### Records shown

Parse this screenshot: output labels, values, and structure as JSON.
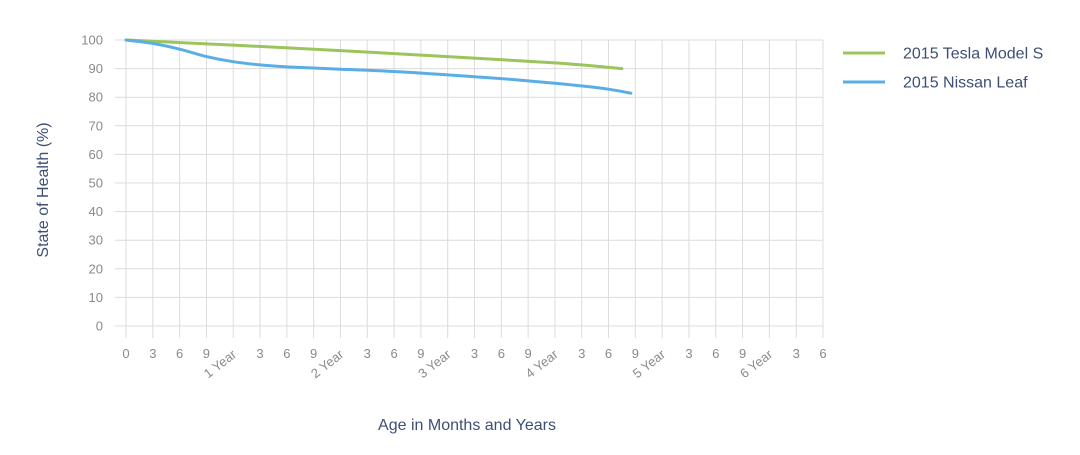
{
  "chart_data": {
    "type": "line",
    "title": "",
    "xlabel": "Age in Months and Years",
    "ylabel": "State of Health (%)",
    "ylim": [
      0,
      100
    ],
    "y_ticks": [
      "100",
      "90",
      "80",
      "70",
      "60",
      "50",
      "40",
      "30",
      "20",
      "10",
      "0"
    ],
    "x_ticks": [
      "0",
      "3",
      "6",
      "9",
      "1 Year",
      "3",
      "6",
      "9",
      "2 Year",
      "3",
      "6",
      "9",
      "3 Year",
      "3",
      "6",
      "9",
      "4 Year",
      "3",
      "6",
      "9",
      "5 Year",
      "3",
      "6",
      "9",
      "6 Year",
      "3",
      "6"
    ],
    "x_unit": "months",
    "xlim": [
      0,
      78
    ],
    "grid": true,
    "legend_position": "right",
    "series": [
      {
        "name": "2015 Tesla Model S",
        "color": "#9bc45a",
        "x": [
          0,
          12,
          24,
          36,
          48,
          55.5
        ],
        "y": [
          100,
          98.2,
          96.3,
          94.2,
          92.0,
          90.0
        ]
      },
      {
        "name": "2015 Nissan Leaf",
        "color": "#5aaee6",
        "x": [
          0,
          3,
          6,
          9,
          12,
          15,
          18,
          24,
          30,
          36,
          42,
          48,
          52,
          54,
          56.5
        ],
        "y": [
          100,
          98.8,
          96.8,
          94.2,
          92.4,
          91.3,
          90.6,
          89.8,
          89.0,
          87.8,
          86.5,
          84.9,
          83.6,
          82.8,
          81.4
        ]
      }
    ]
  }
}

######

Your objective.
Output the entries above exactly, without their pictures.

Solution to the problem.
Parse this screenshot: output labels, values, and structure as JSON.
{
  "chart_data": {
    "type": "line",
    "title": "",
    "xlabel": "Age in Months and Years",
    "ylabel": "State of Health (%)",
    "ylim": [
      0,
      100
    ],
    "y_ticks": [
      "100",
      "90",
      "80",
      "70",
      "60",
      "50",
      "40",
      "30",
      "20",
      "10",
      "0"
    ],
    "x_ticks": [
      "0",
      "3",
      "6",
      "9",
      "1 Year",
      "3",
      "6",
      "9",
      "2 Year",
      "3",
      "6",
      "9",
      "3 Year",
      "3",
      "6",
      "9",
      "4 Year",
      "3",
      "6",
      "9",
      "5 Year",
      "3",
      "6",
      "9",
      "6 Year",
      "3",
      "6"
    ],
    "x_unit": "months",
    "xlim": [
      0,
      78
    ],
    "grid": true,
    "legend_position": "right",
    "series": [
      {
        "name": "2015 Tesla Model S",
        "color": "#9bc45a",
        "x": [
          0,
          12,
          24,
          36,
          48,
          55.5
        ],
        "y": [
          100,
          98.2,
          96.3,
          94.2,
          92.0,
          90.0
        ]
      },
      {
        "name": "2015 Nissan Leaf",
        "color": "#5aaee6",
        "x": [
          0,
          3,
          6,
          9,
          12,
          15,
          18,
          24,
          30,
          36,
          42,
          48,
          52,
          54,
          56.5
        ],
        "y": [
          100,
          98.8,
          96.8,
          94.2,
          92.4,
          91.3,
          90.6,
          89.8,
          89.0,
          87.8,
          86.5,
          84.9,
          83.6,
          82.8,
          81.4
        ]
      }
    ]
  }
}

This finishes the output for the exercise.